→ **Exercise prompt**:
Your task is to repeat the entries underneath exactly, minus the pictures.
━━━━━ Data for this task ━━━━━
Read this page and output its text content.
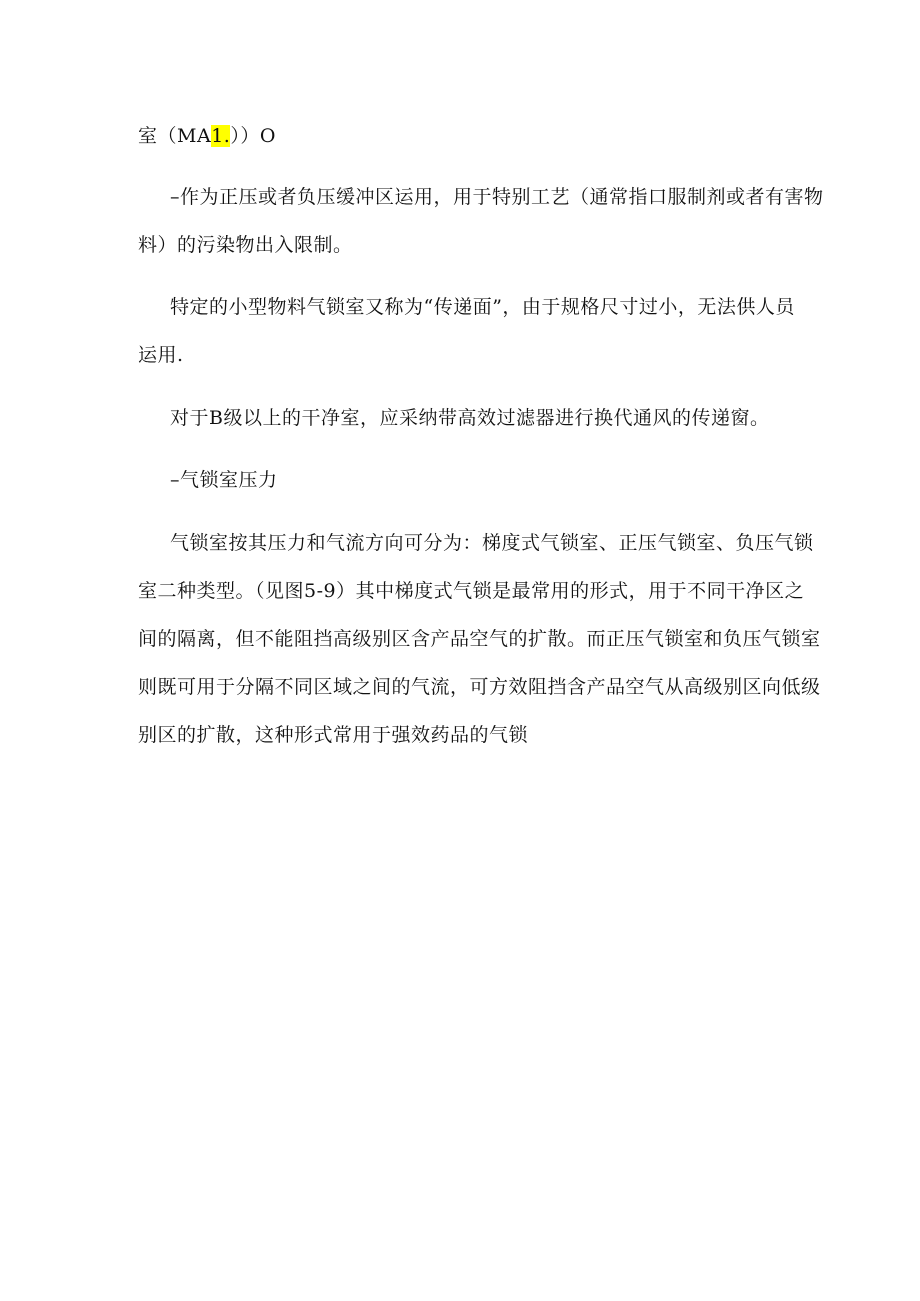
室（MA1.））O
–作为正压或者负压缓冲区运用，用于特别工艺（通常指口服制剂或者有害物
料）的污染物出入限制。
特定的小型物料气锁室又称为“传递面”，由于规格尺寸过小，无法供人员
运用.
对于B级以上的干净室，应采纳带高效过滤器进行换代通风的传递窗。
–气锁室压力
气锁室按其压力和气流方向可分为：梯度式气锁室、正压气锁室、负压气锁
室二种类型。（见图5-9）其中梯度式气锁是最常用的形式，用于不同干净区之
间的隔离，但不能阻挡高级别区含产品空气的扩散。而正压气锁室和负压气锁室
则既可用于分隔不同区域之间的气流，可方效阻挡含产品空气从高级别区向低级
别区的扩散，这种形式常用于强效药品的气锁
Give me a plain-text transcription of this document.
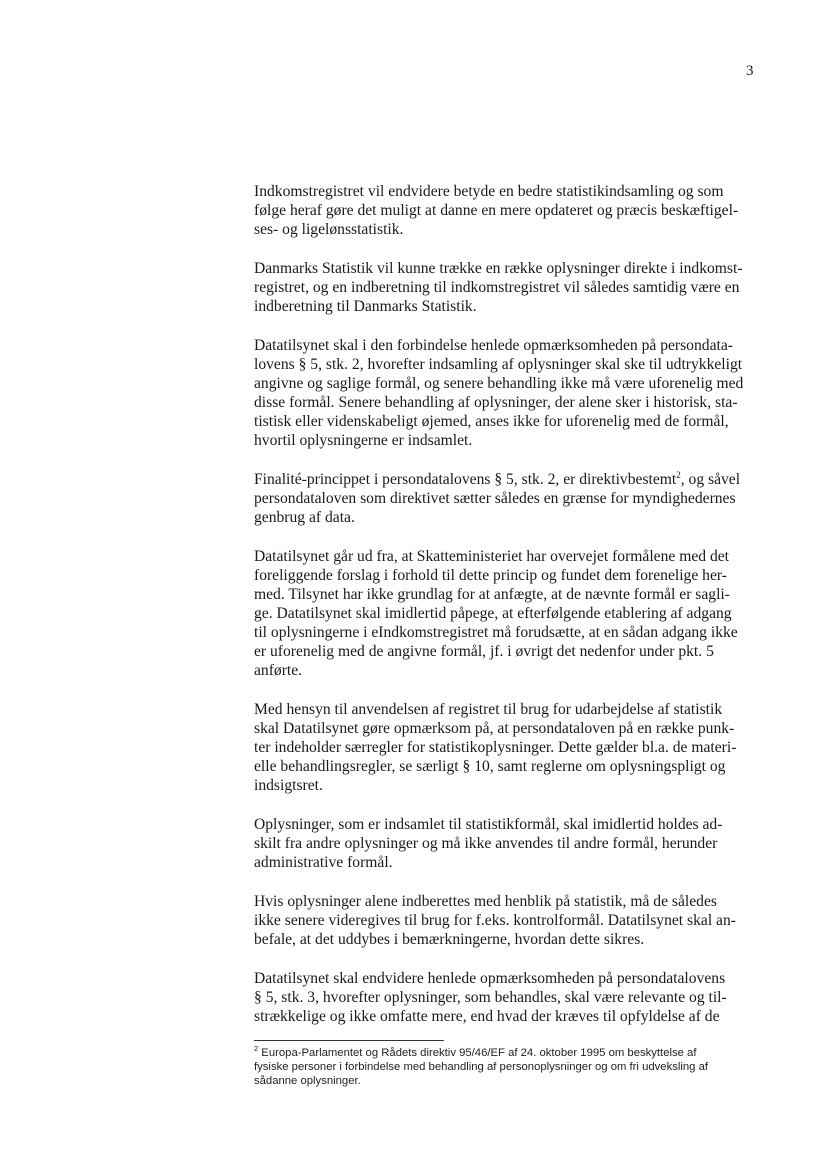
3

Indkomstregistret vil endvidere betyde en bedre statistikindsamling og som
følge heraf gøre det muligt at danne en mere opdateret og præcis beskæftigel-
ses- og ligelønsstatistik.

Danmarks Statistik vil kunne trække en række oplysninger direkte i indkomst-
registret, og en indberetning til indkomstregistret vil således samtidig være en
indberetning til Danmarks Statistik.

Datatilsynet skal i den forbindelse henlede opmærksomheden på persondata-
lovens § 5, stk. 2, hvorefter indsamling af oplysninger skal ske til udtrykkeligt
angivne og saglige formål, og senere behandling ikke må være uforenelig med
disse formål. Senere behandling af oplysninger, der alene sker i historisk, sta-
tistisk eller videnskabeligt øjemed, anses ikke for uforenelig med de formål,
hvortil oplysningerne er indsamlet.

Finalité-princippet i persondatalovens § 5, stk. 2, er direktivbestemt$^2$, og såvel
persondataloven som direktivet sætter således en grænse for myndighedernes
genbrug af data.

Datatilsynet går ud fra, at Skatteministeriet har overvejet formålene med det
foreliggende forslag i forhold til dette princip og fundet dem forenelige her-
med. Tilsynet har ikke grundlag for at anfægte, at de nævnte formål er sagli-
ge. Datatilsynet skal imidlertid påpege, at efterfølgende etablering af adgang
til oplysningerne i eIndkomstregistret må forudsætte, at en sådan adgang ikke
er uforenelig med de angivne formål, jf. i øvrigt det nedenfor under pkt. 5
anførte.

Med hensyn til anvendelsen af registret til brug for udarbejdelse af statistik
skal Datatilsynet gøre opmærksom på, at persondataloven på en række punk-
ter indeholder særregler for statistikoplysninger. Dette gælder bl.a. de materi-
elle behandlingsregler, se særligt § 10, samt reglerne om oplysningspligt og
indsigtsret.

Oplysninger, som er indsamlet til statistikformål, skal imidlertid holdes ad-
skilt fra andre oplysninger og må ikke anvendes til andre formål, herunder
administrative formål.

Hvis oplysninger alene indberettes med henblik på statistik, må de således
ikke senere videregives til brug for f.eks. kontrolformål. Datatilsynet skal an-
befale, at det uddybes i bemærkningerne, hvordan dette sikres.

Datatilsynet skal endvidere henlede opmærksomheden på persondatalovens
§ 5, stk. 3, hvorefter oplysninger, som behandles, skal være relevante og til-
strækkelige og ikke omfatte mere, end hvad der kræves til opfyldelse af de

$^2$ Europa-Parlamentet og Rådets direktiv 95/46/EF af 24. oktober 1995 om beskyttelse af
fysiske personer i forbindelse med behandling af personoplysninger og om fri udveksling af
sådanne oplysninger.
━━━━━
→ **Result of the task**:
Read this page and output its text content.
室（MA1.））O
–作为正压或者负压缓冲区运用，用于特别工艺（通常指口服制剂或者有害物
料）的污染物出入限制。
特定的小型物料气锁室又称为“传递面”，由于规格尺寸过小，无法供人员
运用.
对于B级以上的干净室，应采纳带高效过滤器进行换代通风的传递窗。
–气锁室压力
气锁室按其压力和气流方向可分为：梯度式气锁室、正压气锁室、负压气锁
室二种类型。（见图5-9）其中梯度式气锁是最常用的形式，用于不同干净区之
间的隔离，但不能阻挡高级别区含产品空气的扩散。而正压气锁室和负压气锁室
则既可用于分隔不同区域之间的气流，可方效阻挡含产品空气从高级别区向低级
别区的扩散，这种形式常用于强效药品的气锁
Give me a plain-text transcription of this document.
3

Indkomstregistret vil endvidere betyde en bedre statistikindsamling og som
følge heraf gøre det muligt at danne en mere opdateret og præcis beskæftigel-
ses- og ligelønsstatistik.

Danmarks Statistik vil kunne trække en række oplysninger direkte i indkomst-
registret, og en indberetning til indkomstregistret vil således samtidig være en
indberetning til Danmarks Statistik.

Datatilsynet skal i den forbindelse henlede opmærksomheden på persondata-
lovens § 5, stk. 2, hvorefter indsamling af oplysninger skal ske til udtrykkeligt
angivne og saglige formål, og senere behandling ikke må være uforenelig med
disse formål. Senere behandling af oplysninger, der alene sker i historisk, sta-
tistisk eller videnskabeligt øjemed, anses ikke for uforenelig med de formål,
hvortil oplysningerne er indsamlet.

Finalité-princippet i persondatalovens § 5, stk. 2, er direktivbestemt$^2$, og såvel
persondataloven som direktivet sætter således en grænse for myndighedernes
genbrug af data.

Datatilsynet går ud fra, at Skatteministeriet har overvejet formålene med det
foreliggende forslag i forhold til dette princip og fundet dem forenelige her-
med. Tilsynet har ikke grundlag for at anfægte, at de nævnte formål er sagli-
ge. Datatilsynet skal imidlertid påpege, at efterfølgende etablering af adgang
til oplysningerne i eIndkomstregistret må forudsætte, at en sådan adgang ikke
er uforenelig med de angivne formål, jf. i øvrigt det nedenfor under pkt. 5
anførte.

Med hensyn til anvendelsen af registret til brug for udarbejdelse af statistik
skal Datatilsynet gøre opmærksom på, at persondataloven på en række punk-
ter indeholder særregler for statistikoplysninger. Dette gælder bl.a. de materi-
elle behandlingsregler, se særligt § 10, samt reglerne om oplysningspligt og
indsigtsret.

Oplysninger, som er indsamlet til statistikformål, skal imidlertid holdes ad-
skilt fra andre oplysninger og må ikke anvendes til andre formål, herunder
administrative formål.

Hvis oplysninger alene indberettes med henblik på statistik, må de således
ikke senere videregives til brug for f.eks. kontrolformål. Datatilsynet skal an-
befale, at det uddybes i bemærkningerne, hvordan dette sikres.

Datatilsynet skal endvidere henlede opmærksomheden på persondatalovens
§ 5, stk. 3, hvorefter oplysninger, som behandles, skal være relevante og til-
strækkelige og ikke omfatte mere, end hvad der kræves til opfyldelse af de

$^2$ Europa-Parlamentet og Rådets direktiv 95/46/EF af 24. oktober 1995 om beskyttelse af
fysiske personer i forbindelse med behandling af personoplysninger og om fri udveksling af
sådanne oplysninger.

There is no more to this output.